▶ **Job**
Give the entries back exactly, dropping each image.

[Data in this exercise start]

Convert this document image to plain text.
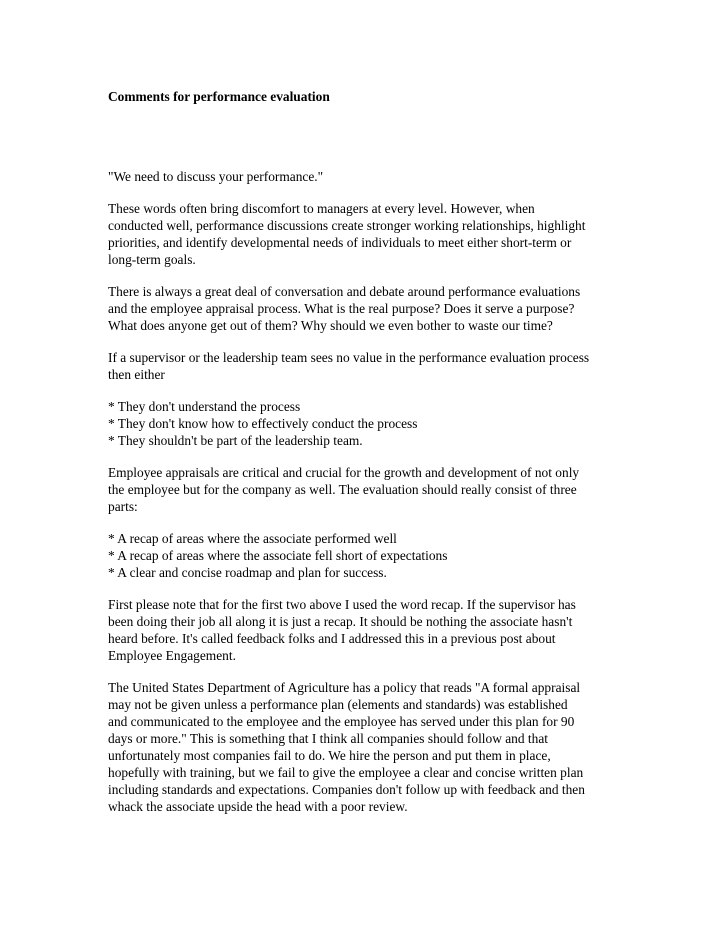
Comments for performance evaluation

"We need to discuss your performance."

These words often bring discomfort to managers at every level. However, when
conducted well, performance discussions create stronger working relationships, highlight
priorities, and identify developmental needs of individuals to meet either short-term or
long-term goals.

There is always a great deal of conversation and debate around performance evaluations
and the employee appraisal process. What is the real purpose? Does it serve a purpose?
What does anyone get out of them? Why should we even bother to waste our time?

If a supervisor or the leadership team sees no value in the performance evaluation process
then either

* They don't understand the process
* They don't know how to effectively conduct the process
* They shouldn't be part of the leadership team.

Employee appraisals are critical and crucial for the growth and development of not only
the employee but for the company as well. The evaluation should really consist of three
parts:

* A recap of areas where the associate performed well
* A recap of areas where the associate fell short of expectations
* A clear and concise roadmap and plan for success.

First please note that for the first two above I used the word recap. If the supervisor has
been doing their job all along it is just a recap. It should be nothing the associate hasn't
heard before. It's called feedback folks and I addressed this in a previous post about
Employee Engagement.

The United States Department of Agriculture has a policy that reads "A formal appraisal
may not be given unless a performance plan (elements and standards) was established
and communicated to the employee and the employee has served under this plan for 90
days or more." This is something that I think all companies should follow and that
unfortunately most companies fail to do. We hire the person and put them in place,
hopefully with training, but we fail to give the employee a clear and concise written plan
including standards and expectations. Companies don't follow up with feedback and then
whack the associate upside the head with a poor review.
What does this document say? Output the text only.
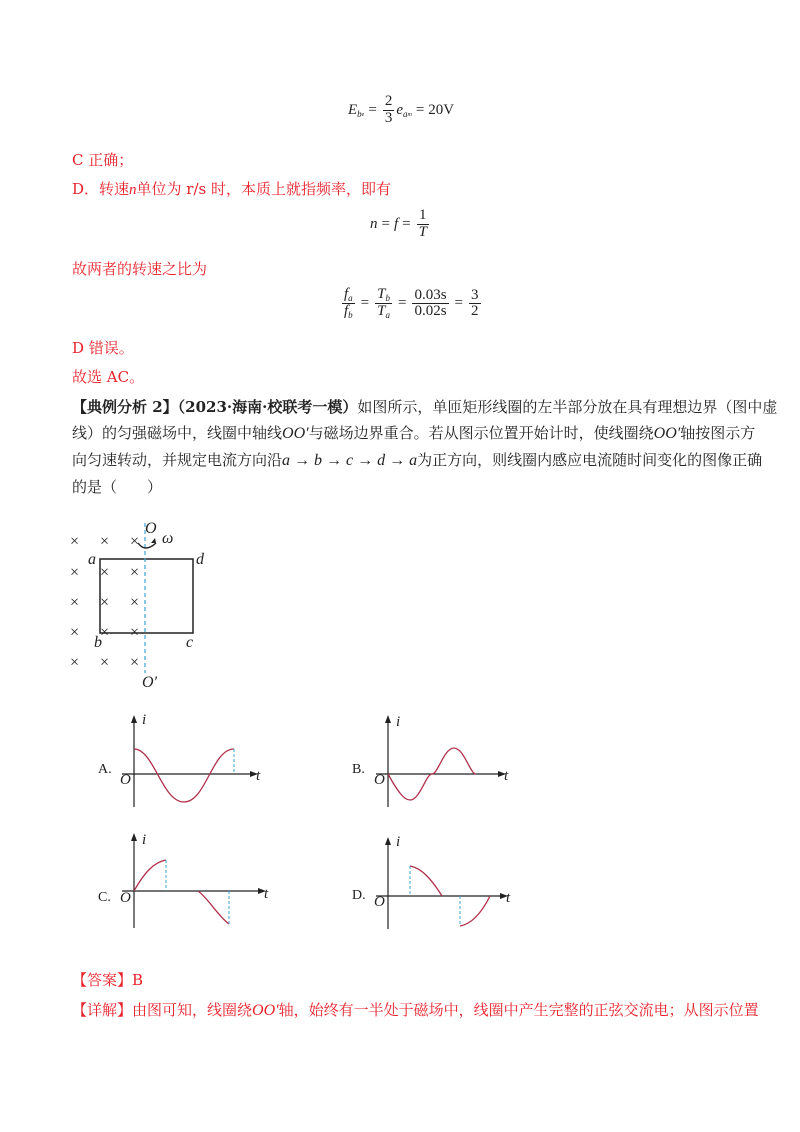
$E_be = \frac{2}{3} e_am = 20V$
C 正确；
D．转速n单位为 r/s 时，本质上就指频率，即有
$n = f = \frac{1}{T}$
故两者的转速之比为
$\frac{f_a}{f_b} = \frac{T_b}{T_a} = \frac{0.03s}{0.02s} = \frac{3}{2}$
D 错误。
故选 AC。
【典例分析 2】（2023·海南·校联考一模）如图所示，单匝矩形线圈的左半部分放在具有理想边界（图中虚
线）的匀强磁场中，线圈中轴线OO′与磁场边界重合。若从图示位置开始计时，使线圈绕OO′轴按图示方
向匀速转动，并规定电流方向沿a → b → c → d → a为正方向，则线圈内感应电流随时间变化的图像正确
的是（　　）
× × ×
× × ×
× × ×
× × ×
× × ×
O
ω
a	d
b	c
O′
A.
i
t
O
B.
i
t
O
C.
i
t
O	D.
i
t
O
【答案】B
【详解】由图可知，线圈绕OO′轴，始终有一半处于磁场中，线圈中产生完整的正弦交流电；从图示位置
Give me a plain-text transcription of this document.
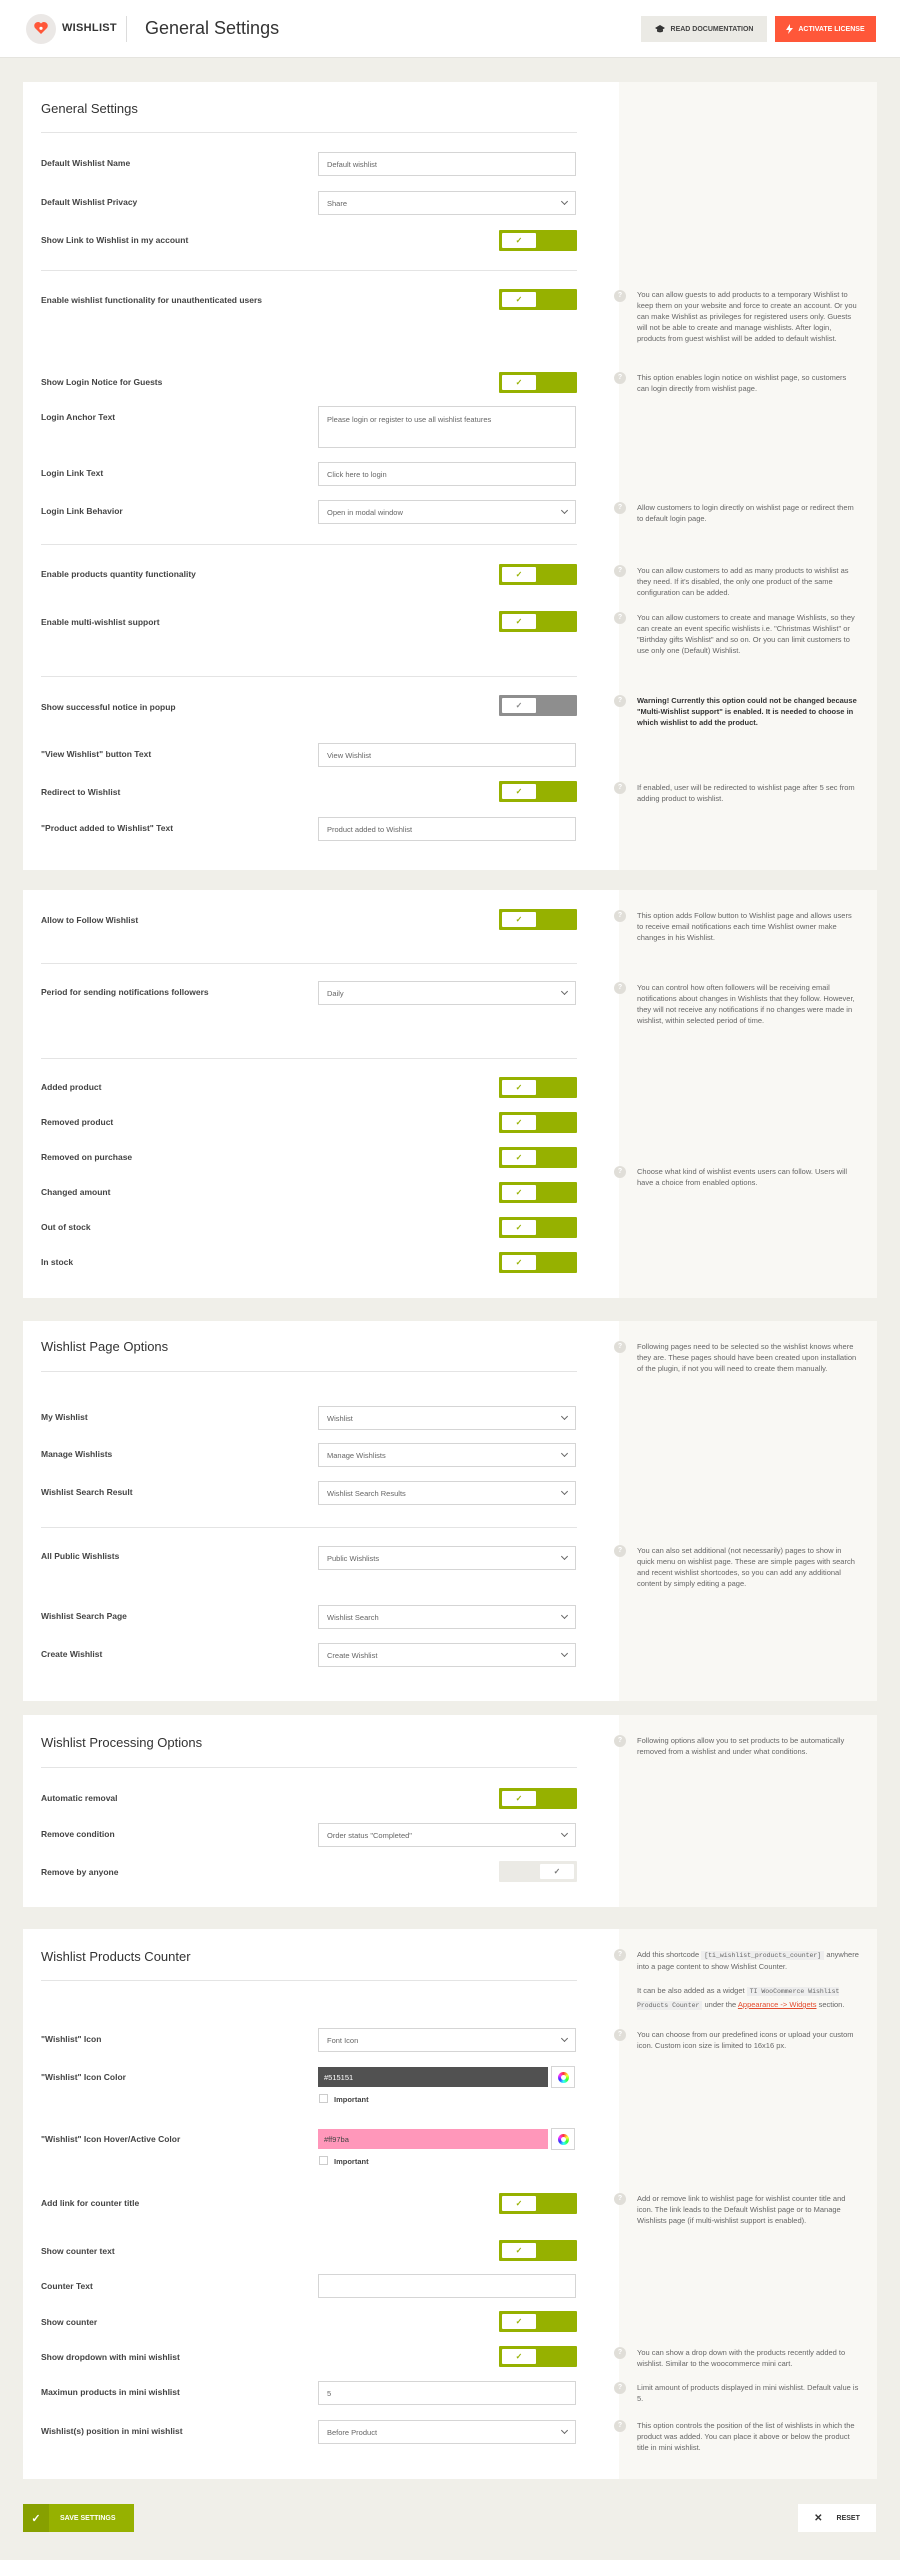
WISHLIST General Settings	READ DOCUMENTATION	ACTIVATE LICENSE
General Settings
Default Wishlist Name	Default wishlist
Default Wishlist Privacy	Share
Show Link to Wishlist in my account	✓
Enable wishlist functionality for unauthenticated users	✓	?	You can allow guests to add products to a temporary Wishlist to keep them on your website and force to create an account. Or you can make Wishlist as privileges for registered users only. Guests will not be able to create and manage wishlists. After login, products from guest wishlist will be added to default wishlist.
Show Login Notice for Guests	✓
?	This option enables login notice on wishlist page, so customers can login directly from wishlist page.
Login Anchor Text	Please login or register to use all wishlist features
Login Link Text	Click here to login
Login Link Behavior	Open in modal window	?	Allow customers to login directly on wishlist page or redirect them to default login page.
Enable products quantity functionality	✓	?	You can allow customers to add as many products to wishlist as they need. If it's disabled, the only one product of the same configuration can be added.
Enable multi-wishlist support	✓	?	You can allow customers to create and manage Wishlists, so they can create an event specific wishlists i.e. "Christmas Wishlist" or "Birthday gifts Wishlist" and so on. Or you can limit customers to use only one (Default) Wishlist.
Show successful notice in popup	✓
?	Warning! Currently this option could not be changed because "Multi-Wishlist support" is enabled. It is needed to choose in which wishlist to add the product.
"View Wishlist" button Text	View Wishlist
Redirect to Wishlist	✓	?	If enabled, user will be redirected to wishlist page after 5 sec from adding product to wishlist.
"Product added to Wishlist" Text	Product added to Wishlist
Allow to Follow Wishlist	✓	?	This option adds Follow button to Wishlist page and allows users to receive email notifications each time Wishlist owner make changes in his Wishlist.
Period for sending notifications followers	Daily
?	You can control how often followers will be receiving email notifications about changes in Wishlists that they follow. However, they will not receive any notifications if no changes were made in wishlist, within selected period of time.
Added product	✓
Removed product	✓
Removed on purchase	✓
Changed amount	✓
?	Choose what kind of wishlist events users can follow. Users will have a choice from enabled options.
Out of stock	✓
In stock	✓
Wishlist Page Options	?	Following pages need to be selected so the wishlist knows where they are. These pages should have been created upon installation of the plugin, if not you will need to create them manually.
My Wishlist	Wishlist
Manage Wishlists	Manage Wishlists
Wishlist Search Result	Wishlist Search Results
All Public Wishlists	Public Wishlists
?	You can also set additional (not necessarily) pages to show in quick menu on wishlist page. These are simple pages with search and recent wishlist shortcodes, so you can add any additional content by simply editing a page.
Wishlist Search Page	Wishlist Search
Create Wishlist	Create Wishlist
Wishlist Processing Options	?	Following options allow you to set products to be automatically removed from a wishlist and under what conditions.
Automatic removal	✓
Remove condition	Order status "Completed"
Remove by anyone	✓
Wishlist Products Counter	?	Add this shortcode [ti_wishlist_products_counter] anywhere into a page content to show Wishlist Counter.
It can be also added as a widget TI WooCommerce Wishlist Products Counter under the Appearance -> Widgets section.
"Wishlist" Icon	Font Icon
?	You can choose from our predefined icons or upload your custom icon. Custom icon size is limited to 16x16 px.
"Wishlist" Icon Color	#515151
Important
"Wishlist" Icon Hover/Active Color	#ff97ba
Important
Add link for counter title	✓
?	Add or remove link to wishlist page for wishlist counter title and icon. The link leads to the Default Wishlist page or to Manage Wishlists page (if multi-wishlist support is enabled).
Show counter text	✓
Counter Text
Show counter	✓
Show dropdown with mini wishlist	✓	?	You can show a drop down with the products recently added to wishlist. Similar to the woocommerce mini cart.
Maximun products in mini wishlist	5
?	Limit amount of products displayed in mini wishlist. Default value is 5.
Wishlist(s) position in mini wishlist	Before Product
?	This option controls the position of the list of wishlists in which the product was added. You can place it above or below the product title in mini wishlist.
✓	SAVE SETTINGS	✕ RESET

[Data in this exercise end]

▶ **Worked answer**
Convert this document image to plain text.
Comments for performance evaluation

"We need to discuss your performance."

These words often bring discomfort to managers at every level. However, when
conducted well, performance discussions create stronger working relationships, highlight
priorities, and identify developmental needs of individuals to meet either short-term or
long-term goals.

There is always a great deal of conversation and debate around performance evaluations
and the employee appraisal process. What is the real purpose? Does it serve a purpose?
What does anyone get out of them? Why should we even bother to waste our time?

If a supervisor or the leadership team sees no value in the performance evaluation process
then either

* They don't understand the process
* They don't know how to effectively conduct the process
* They shouldn't be part of the leadership team.

Employee appraisals are critical and crucial for the growth and development of not only
the employee but for the company as well. The evaluation should really consist of three
parts:

* A recap of areas where the associate performed well
* A recap of areas where the associate fell short of expectations
* A clear and concise roadmap and plan for success.

First please note that for the first two above I used the word recap. If the supervisor has
been doing their job all along it is just a recap. It should be nothing the associate hasn't
heard before. It's called feedback folks and I addressed this in a previous post about
Employee Engagement.

The United States Department of Agriculture has a policy that reads "A formal appraisal
may not be given unless a performance plan (elements and standards) was established
and communicated to the employee and the employee has served under this plan for 90
days or more." This is something that I think all companies should follow and that
unfortunately most companies fail to do. We hire the person and put them in place,
hopefully with training, but we fail to give the employee a clear and concise written plan
including standards and expectations. Companies don't follow up with feedback and then
whack the associate upside the head with a poor review.
What does this document say? Output the text only.
$E_be = \frac{2}{3} e_am = 20V$
C 正确；
D．转速n单位为 r/s 时，本质上就指频率，即有
$n = f = \frac{1}{T}$
故两者的转速之比为
$\frac{f_a}{f_b} = \frac{T_b}{T_a} = \frac{0.03s}{0.02s} = \frac{3}{2}$
D 错误。
故选 AC。
【典例分析 2】（2023·海南·校联考一模）如图所示，单匝矩形线圈的左半部分放在具有理想边界（图中虚
线）的匀强磁场中，线圈中轴线OO′与磁场边界重合。若从图示位置开始计时，使线圈绕OO′轴按图示方
向匀速转动，并规定电流方向沿a → b → c → d → a为正方向，则线圈内感应电流随时间变化的图像正确
的是（　　）
× × ×
× × ×
× × ×
× × ×
× × ×
O
ω
a	d
b	c
O′
A.
i
t
O
B.
i
t
O
C.
i
t
O	D.
i
t
O
【答案】B
【详解】由图可知，线圈绕OO′轴，始终有一半处于磁场中，线圈中产生完整的正弦交流电；从图示位置
Give me a plain-text transcription of this document.
WISHLIST General Settings	READ DOCUMENTATION	ACTIVATE LICENSE
General Settings
Default Wishlist Name	Default wishlist
Default Wishlist Privacy	Share
Show Link to Wishlist in my account	✓
Enable wishlist functionality for unauthenticated users	✓	?	You can allow guests to add products to a temporary Wishlist to keep them on your website and force to create an account. Or you can make Wishlist as privileges for registered users only. Guests will not be able to create and manage wishlists. After login, products from guest wishlist will be added to default wishlist.
Show Login Notice for Guests	✓
?	This option enables login notice on wishlist page, so customers can login directly from wishlist page.
Login Anchor Text	Please login or register to use all wishlist features
Login Link Text	Click here to login
Login Link Behavior	Open in modal window	?	Allow customers to login directly on wishlist page or redirect them to default login page.
Enable products quantity functionality	✓	?	You can allow customers to add as many products to wishlist as they need. If it's disabled, the only one product of the same configuration can be added.
Enable multi-wishlist support	✓	?	You can allow customers to create and manage Wishlists, so they can create an event specific wishlists i.e. "Christmas Wishlist" or "Birthday gifts Wishlist" and so on. Or you can limit customers to use only one (Default) Wishlist.
Show successful notice in popup	✓
?	Warning! Currently this option could not be changed because "Multi-Wishlist support" is enabled. It is needed to choose in which wishlist to add the product.
"View Wishlist" button Text	View Wishlist
Redirect to Wishlist	✓	?	If enabled, user will be redirected to wishlist page after 5 sec from adding product to wishlist.
"Product added to Wishlist" Text	Product added to Wishlist
Allow to Follow Wishlist	✓	?	This option adds Follow button to Wishlist page and allows users to receive email notifications each time Wishlist owner make changes in his Wishlist.
Period for sending notifications followers	Daily
?	You can control how often followers will be receiving email notifications about changes in Wishlists that they follow. However, they will not receive any notifications if no changes were made in wishlist, within selected period of time.
Added product	✓
Removed product	✓
Removed on purchase	✓
Changed amount	✓
?	Choose what kind of wishlist events users can follow. Users will have a choice from enabled options.
Out of stock	✓
In stock	✓
Wishlist Page Options	?	Following pages need to be selected so the wishlist knows where they are. These pages should have been created upon installation of the plugin, if not you will need to create them manually.
My Wishlist	Wishlist
Manage Wishlists	Manage Wishlists
Wishlist Search Result	Wishlist Search Results
All Public Wishlists	Public Wishlists
?	You can also set additional (not necessarily) pages to show in quick menu on wishlist page. These are simple pages with search and recent wishlist shortcodes, so you can add any additional content by simply editing a page.
Wishlist Search Page	Wishlist Search
Create Wishlist	Create Wishlist
Wishlist Processing Options	?	Following options allow you to set products to be automatically removed from a wishlist and under what conditions.
Automatic removal	✓
Remove condition	Order status "Completed"
Remove by anyone	✓
Wishlist Products Counter	?	Add this shortcode [ti_wishlist_products_counter] anywhere into a page content to show Wishlist Counter.
It can be also added as a widget TI WooCommerce Wishlist Products Counter under the Appearance -> Widgets section.
"Wishlist" Icon	Font Icon
?	You can choose from our predefined icons or upload your custom icon. Custom icon size is limited to 16x16 px.
"Wishlist" Icon Color	#515151
Important
"Wishlist" Icon Hover/Active Color	#ff97ba
Important
Add link for counter title	✓
?	Add or remove link to wishlist page for wishlist counter title and icon. The link leads to the Default Wishlist page or to Manage Wishlists page (if multi-wishlist support is enabled).
Show counter text	✓
Counter Text
Show counter	✓
Show dropdown with mini wishlist	✓	?	You can show a drop down with the products recently added to wishlist. Similar to the woocommerce mini cart.
Maximun products in mini wishlist	5
?	Limit amount of products displayed in mini wishlist. Default value is 5.
Wishlist(s) position in mini wishlist	Before Product
?	This option controls the position of the list of wishlists in which the product was added. You can place it above or below the product title in mini wishlist.
✓	SAVE SETTINGS	✕ RESET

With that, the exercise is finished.